+++ Input for this task +++
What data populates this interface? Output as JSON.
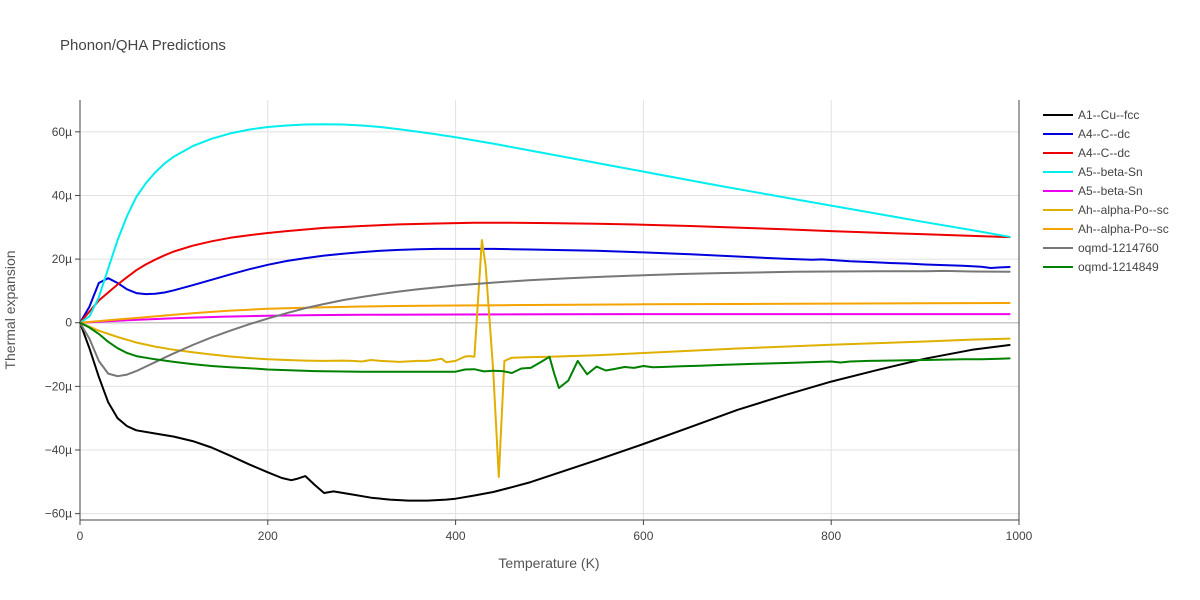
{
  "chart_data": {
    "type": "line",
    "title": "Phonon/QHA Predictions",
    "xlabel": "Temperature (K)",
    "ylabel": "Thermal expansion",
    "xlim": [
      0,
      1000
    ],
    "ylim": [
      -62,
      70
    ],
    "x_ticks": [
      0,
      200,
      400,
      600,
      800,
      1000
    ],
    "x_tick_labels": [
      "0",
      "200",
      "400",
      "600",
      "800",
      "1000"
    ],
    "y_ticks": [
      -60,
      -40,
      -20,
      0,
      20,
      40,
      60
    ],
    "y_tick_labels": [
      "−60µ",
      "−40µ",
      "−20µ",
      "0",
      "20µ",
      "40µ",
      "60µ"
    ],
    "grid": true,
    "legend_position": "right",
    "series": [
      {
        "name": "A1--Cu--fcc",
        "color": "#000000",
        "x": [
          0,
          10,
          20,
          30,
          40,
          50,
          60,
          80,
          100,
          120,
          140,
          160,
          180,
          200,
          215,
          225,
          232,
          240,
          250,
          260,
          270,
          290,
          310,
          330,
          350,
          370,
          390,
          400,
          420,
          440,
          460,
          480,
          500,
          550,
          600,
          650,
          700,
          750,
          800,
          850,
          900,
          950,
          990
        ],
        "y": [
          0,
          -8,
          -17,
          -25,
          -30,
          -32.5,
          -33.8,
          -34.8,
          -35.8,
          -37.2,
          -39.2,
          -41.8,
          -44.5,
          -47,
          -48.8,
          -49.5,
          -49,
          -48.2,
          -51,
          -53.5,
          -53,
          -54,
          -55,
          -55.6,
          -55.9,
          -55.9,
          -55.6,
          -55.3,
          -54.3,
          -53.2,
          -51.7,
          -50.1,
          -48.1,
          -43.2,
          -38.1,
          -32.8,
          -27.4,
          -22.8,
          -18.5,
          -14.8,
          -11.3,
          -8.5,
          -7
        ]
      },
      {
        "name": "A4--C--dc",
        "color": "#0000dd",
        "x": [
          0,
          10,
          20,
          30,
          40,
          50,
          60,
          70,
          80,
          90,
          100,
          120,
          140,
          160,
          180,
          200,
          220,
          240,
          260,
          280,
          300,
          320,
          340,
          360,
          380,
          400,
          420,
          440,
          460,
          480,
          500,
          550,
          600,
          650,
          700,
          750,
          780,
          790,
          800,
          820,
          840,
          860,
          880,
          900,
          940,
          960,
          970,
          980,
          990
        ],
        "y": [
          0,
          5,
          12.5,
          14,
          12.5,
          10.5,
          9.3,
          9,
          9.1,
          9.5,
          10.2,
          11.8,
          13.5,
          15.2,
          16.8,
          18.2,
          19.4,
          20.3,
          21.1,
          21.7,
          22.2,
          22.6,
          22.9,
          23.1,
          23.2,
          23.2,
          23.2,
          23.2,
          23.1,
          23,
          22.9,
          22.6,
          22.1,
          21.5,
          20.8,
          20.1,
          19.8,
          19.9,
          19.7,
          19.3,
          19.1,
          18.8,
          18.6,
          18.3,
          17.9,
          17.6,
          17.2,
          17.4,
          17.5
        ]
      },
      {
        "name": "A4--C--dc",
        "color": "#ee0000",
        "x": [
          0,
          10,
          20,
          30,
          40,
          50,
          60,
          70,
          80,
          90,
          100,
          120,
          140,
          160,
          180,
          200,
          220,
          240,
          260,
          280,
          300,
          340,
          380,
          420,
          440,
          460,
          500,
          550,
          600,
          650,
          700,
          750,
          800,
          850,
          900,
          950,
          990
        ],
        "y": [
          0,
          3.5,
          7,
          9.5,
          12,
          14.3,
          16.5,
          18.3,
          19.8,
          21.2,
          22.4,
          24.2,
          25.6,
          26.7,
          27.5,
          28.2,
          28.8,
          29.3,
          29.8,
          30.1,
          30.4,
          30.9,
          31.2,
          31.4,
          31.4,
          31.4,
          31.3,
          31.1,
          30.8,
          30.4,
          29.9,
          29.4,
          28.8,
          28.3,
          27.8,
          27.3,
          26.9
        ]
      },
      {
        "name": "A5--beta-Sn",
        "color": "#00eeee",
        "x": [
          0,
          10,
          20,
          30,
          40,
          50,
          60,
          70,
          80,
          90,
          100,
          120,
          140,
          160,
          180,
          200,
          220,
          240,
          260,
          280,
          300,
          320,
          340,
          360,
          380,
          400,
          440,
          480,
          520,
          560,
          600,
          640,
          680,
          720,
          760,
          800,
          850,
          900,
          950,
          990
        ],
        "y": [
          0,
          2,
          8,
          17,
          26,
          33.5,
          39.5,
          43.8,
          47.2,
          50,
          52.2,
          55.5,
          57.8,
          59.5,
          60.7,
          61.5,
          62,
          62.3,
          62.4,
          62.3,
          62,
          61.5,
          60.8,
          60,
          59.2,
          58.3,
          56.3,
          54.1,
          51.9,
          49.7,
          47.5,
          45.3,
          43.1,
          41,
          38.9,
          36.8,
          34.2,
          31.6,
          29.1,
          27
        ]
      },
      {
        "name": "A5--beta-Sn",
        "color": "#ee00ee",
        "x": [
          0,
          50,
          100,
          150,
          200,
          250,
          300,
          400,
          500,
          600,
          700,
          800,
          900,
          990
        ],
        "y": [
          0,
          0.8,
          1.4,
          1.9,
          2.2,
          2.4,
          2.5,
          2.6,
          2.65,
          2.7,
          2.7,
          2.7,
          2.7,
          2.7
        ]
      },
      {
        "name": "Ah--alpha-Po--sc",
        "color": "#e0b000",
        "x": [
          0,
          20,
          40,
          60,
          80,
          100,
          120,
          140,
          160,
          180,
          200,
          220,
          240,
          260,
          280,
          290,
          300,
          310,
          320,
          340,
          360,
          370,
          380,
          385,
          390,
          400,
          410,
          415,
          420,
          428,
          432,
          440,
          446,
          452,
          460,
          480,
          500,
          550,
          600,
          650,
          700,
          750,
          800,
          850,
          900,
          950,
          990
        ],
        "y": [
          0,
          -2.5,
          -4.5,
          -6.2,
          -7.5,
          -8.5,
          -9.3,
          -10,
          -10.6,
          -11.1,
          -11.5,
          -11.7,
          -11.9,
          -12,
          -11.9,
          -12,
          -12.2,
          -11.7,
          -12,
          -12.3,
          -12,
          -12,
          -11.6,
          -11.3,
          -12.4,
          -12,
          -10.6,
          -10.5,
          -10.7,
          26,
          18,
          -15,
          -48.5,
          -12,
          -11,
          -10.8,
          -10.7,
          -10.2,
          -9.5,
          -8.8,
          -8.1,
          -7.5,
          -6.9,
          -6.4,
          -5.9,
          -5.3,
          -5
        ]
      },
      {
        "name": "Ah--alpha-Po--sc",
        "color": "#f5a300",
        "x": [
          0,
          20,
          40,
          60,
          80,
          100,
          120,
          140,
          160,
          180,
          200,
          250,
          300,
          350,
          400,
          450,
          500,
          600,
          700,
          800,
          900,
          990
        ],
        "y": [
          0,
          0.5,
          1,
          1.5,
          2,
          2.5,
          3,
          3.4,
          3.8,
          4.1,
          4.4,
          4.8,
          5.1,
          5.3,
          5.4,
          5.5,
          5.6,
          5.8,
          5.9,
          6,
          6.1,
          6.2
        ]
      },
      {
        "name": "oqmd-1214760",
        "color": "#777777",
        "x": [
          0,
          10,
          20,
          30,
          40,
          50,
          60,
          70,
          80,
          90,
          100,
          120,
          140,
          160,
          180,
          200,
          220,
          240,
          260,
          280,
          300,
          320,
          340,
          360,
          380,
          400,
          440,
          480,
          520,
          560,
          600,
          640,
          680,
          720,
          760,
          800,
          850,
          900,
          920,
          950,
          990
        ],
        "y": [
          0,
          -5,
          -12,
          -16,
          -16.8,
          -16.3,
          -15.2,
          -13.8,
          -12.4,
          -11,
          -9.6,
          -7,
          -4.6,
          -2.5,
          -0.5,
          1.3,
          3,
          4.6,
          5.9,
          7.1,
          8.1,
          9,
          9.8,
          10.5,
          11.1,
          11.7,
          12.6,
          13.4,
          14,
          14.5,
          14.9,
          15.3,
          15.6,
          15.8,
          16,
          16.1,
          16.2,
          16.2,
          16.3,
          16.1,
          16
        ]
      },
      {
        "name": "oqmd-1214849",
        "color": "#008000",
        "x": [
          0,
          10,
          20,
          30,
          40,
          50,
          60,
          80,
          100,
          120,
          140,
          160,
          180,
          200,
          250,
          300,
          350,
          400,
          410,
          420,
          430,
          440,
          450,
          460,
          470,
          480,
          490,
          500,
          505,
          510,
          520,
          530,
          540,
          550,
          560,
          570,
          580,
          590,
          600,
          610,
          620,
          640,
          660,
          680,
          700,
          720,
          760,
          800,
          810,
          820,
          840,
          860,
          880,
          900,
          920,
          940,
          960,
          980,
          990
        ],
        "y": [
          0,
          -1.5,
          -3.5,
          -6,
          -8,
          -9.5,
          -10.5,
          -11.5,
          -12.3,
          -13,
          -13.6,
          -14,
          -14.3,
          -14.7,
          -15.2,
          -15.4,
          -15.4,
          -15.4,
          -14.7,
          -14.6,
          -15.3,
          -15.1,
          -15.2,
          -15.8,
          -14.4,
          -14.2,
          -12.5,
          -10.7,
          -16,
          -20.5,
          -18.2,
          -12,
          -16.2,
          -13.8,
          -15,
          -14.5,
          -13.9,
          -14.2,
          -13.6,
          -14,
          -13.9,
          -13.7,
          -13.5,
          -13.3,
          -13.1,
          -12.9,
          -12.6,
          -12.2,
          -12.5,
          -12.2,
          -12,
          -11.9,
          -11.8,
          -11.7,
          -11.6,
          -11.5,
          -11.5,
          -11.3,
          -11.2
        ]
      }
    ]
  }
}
+++
Task instructions: Answer with one number only: how many lines above contain the word "color".

Solution to this exercise: 9